▶ _SUPPLIED RECORDS_
• • • • • • •

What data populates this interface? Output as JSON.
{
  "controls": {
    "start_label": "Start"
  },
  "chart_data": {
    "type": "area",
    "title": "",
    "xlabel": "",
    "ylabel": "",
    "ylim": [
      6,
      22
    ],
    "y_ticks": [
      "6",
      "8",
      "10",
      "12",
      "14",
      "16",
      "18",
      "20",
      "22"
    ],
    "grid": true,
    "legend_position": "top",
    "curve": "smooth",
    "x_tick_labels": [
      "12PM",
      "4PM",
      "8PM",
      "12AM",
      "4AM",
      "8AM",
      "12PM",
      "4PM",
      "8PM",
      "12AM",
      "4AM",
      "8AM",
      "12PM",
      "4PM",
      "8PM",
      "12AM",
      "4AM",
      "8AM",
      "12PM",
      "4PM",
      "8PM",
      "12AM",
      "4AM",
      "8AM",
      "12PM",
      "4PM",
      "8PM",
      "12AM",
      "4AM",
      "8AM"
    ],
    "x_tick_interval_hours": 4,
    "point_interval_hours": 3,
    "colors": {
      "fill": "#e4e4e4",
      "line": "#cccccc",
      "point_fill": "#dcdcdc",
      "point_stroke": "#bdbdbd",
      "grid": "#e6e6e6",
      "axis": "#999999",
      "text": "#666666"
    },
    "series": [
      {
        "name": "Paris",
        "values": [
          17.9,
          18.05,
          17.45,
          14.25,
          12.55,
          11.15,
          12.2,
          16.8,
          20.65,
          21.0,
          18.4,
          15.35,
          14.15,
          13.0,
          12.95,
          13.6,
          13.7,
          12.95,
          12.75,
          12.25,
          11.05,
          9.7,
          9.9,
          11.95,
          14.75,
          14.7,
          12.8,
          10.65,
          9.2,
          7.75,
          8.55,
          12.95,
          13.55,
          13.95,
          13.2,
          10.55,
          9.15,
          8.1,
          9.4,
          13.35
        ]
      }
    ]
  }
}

• • • • • • •

▶ _TASK GOAL_
Copy every record exactly, with nothing added or dropped.

▶ _RESULT FOR THIS EXERCISE_
What data populates this interface? Output as JSON.
{
  "controls": {
    "start_label": "Start"
  },
  "chart_data": {
    "type": "area",
    "title": "",
    "xlabel": "",
    "ylabel": "",
    "ylim": [
      6,
      22
    ],
    "y_ticks": [
      "6",
      "8",
      "10",
      "12",
      "14",
      "16",
      "18",
      "20",
      "22"
    ],
    "grid": true,
    "legend_position": "top",
    "curve": "smooth",
    "x_tick_labels": [
      "12PM",
      "4PM",
      "8PM",
      "12AM",
      "4AM",
      "8AM",
      "12PM",
      "4PM",
      "8PM",
      "12AM",
      "4AM",
      "8AM",
      "12PM",
      "4PM",
      "8PM",
      "12AM",
      "4AM",
      "8AM",
      "12PM",
      "4PM",
      "8PM",
      "12AM",
      "4AM",
      "8AM",
      "12PM",
      "4PM",
      "8PM",
      "12AM",
      "4AM",
      "8AM"
    ],
    "x_tick_interval_hours": 4,
    "point_interval_hours": 3,
    "colors": {
      "fill": "#e4e4e4",
      "line": "#cccccc",
      "point_fill": "#dcdcdc",
      "point_stroke": "#bdbdbd",
      "grid": "#e6e6e6",
      "axis": "#999999",
      "text": "#666666"
    },
    "series": [
      {
        "name": "Paris",
        "values": [
          17.9,
          18.05,
          17.45,
          14.25,
          12.55,
          11.15,
          12.2,
          16.8,
          20.65,
          21.0,
          18.4,
          15.35,
          14.15,
          13.0,
          12.95,
          13.6,
          13.7,
          12.95,
          12.75,
          12.25,
          11.05,
          9.7,
          9.9,
          11.95,
          14.75,
          14.7,
          12.8,
          10.65,
          9.2,
          7.75,
          8.55,
          12.95,
          13.55,
          13.95,
          13.2,
          10.55,
          9.15,
          8.1,
          9.4,
          13.35
        ]
      }
    ]
  }
}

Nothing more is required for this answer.